(Raw records)
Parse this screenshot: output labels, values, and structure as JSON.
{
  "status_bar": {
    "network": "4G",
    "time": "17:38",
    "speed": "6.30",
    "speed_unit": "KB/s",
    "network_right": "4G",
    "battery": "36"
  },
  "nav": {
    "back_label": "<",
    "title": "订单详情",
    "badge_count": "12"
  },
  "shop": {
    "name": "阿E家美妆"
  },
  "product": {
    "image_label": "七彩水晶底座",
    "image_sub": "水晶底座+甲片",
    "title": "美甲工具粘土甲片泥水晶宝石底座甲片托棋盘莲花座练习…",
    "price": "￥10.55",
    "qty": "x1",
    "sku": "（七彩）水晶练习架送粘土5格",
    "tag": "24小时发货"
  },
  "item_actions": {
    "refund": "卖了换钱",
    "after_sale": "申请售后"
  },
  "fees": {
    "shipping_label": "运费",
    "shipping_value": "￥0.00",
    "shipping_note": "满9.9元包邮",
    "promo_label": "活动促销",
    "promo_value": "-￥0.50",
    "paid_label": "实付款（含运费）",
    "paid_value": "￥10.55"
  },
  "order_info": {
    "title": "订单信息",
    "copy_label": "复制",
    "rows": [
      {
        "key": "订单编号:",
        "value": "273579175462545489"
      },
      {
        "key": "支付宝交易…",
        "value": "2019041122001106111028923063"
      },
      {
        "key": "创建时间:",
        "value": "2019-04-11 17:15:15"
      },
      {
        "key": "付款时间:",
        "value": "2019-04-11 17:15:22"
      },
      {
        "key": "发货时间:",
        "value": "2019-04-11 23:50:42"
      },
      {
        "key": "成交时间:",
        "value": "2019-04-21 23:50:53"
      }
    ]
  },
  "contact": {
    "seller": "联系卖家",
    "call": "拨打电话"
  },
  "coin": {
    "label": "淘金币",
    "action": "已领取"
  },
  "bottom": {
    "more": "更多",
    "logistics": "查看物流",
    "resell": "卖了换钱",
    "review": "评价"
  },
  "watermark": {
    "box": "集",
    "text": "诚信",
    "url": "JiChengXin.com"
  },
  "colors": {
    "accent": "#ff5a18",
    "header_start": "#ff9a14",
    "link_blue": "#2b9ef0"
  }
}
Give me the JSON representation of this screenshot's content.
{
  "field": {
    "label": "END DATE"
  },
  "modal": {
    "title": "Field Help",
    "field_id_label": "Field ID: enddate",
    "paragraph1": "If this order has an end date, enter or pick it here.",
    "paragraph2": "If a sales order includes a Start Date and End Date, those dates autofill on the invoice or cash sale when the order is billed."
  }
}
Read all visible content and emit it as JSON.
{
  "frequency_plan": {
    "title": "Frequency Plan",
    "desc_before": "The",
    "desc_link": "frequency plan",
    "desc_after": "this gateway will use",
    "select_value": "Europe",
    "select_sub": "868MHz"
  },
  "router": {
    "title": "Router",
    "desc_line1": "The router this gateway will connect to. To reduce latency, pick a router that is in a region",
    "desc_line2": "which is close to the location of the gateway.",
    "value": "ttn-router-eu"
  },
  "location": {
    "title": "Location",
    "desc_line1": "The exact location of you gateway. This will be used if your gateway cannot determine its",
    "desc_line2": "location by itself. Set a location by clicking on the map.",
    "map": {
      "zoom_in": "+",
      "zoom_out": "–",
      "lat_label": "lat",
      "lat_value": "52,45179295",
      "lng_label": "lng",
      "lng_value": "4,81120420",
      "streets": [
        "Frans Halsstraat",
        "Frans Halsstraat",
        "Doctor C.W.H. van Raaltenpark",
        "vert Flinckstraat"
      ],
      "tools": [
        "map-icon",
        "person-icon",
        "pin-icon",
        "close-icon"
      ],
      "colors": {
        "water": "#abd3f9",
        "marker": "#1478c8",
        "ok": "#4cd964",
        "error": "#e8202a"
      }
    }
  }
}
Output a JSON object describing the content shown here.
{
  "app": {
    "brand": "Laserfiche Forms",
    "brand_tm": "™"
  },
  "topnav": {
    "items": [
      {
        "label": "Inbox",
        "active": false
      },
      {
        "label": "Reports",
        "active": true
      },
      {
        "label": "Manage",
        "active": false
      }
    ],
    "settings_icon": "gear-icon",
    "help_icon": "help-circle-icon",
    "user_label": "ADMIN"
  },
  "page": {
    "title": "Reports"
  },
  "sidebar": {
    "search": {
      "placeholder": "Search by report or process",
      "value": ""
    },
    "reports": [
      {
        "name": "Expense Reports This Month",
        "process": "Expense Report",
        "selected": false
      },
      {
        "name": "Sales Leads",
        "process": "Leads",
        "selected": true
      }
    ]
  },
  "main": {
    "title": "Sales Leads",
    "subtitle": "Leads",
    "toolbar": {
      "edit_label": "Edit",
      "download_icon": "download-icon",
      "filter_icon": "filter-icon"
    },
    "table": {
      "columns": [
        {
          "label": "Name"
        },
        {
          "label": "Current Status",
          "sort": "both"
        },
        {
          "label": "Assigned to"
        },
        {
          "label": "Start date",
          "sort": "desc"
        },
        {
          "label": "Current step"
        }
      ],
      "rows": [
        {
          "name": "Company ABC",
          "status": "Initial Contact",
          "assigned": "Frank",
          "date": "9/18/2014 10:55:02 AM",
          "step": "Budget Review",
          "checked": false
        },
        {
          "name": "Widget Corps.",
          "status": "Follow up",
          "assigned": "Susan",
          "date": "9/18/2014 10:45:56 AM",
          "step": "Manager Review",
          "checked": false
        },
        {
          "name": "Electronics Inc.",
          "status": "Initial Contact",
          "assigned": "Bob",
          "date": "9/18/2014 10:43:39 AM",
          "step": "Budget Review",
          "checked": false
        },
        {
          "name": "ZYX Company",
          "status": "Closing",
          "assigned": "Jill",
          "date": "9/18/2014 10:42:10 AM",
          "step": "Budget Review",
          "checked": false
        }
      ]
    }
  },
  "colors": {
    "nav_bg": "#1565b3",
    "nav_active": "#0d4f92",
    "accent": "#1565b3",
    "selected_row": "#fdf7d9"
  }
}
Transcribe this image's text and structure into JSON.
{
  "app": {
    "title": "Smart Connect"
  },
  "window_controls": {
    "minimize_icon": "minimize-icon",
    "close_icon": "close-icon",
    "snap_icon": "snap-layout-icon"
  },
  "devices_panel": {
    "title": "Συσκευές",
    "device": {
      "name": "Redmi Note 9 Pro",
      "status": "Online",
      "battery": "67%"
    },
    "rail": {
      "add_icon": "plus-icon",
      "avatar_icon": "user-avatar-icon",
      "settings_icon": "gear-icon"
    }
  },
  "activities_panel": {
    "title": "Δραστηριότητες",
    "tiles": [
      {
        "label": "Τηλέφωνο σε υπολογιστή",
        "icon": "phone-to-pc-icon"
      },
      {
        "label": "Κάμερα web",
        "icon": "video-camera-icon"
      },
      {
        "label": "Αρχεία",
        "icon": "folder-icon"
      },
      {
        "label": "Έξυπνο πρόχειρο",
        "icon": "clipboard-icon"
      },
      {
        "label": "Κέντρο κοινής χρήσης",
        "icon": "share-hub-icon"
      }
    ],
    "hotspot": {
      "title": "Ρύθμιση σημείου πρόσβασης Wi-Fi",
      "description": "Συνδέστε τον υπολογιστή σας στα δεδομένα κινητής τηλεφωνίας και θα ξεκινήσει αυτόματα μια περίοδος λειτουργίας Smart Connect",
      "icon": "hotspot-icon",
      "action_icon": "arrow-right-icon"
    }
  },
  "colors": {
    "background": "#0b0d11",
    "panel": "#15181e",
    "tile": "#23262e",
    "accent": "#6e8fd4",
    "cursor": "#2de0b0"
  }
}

_AIM_
Which lines include the word "process"? Copy every one of them.

_RESULT_
      "placeholder": "Search by report or process",
        "process": "Expense Report",
        "process": "Leads",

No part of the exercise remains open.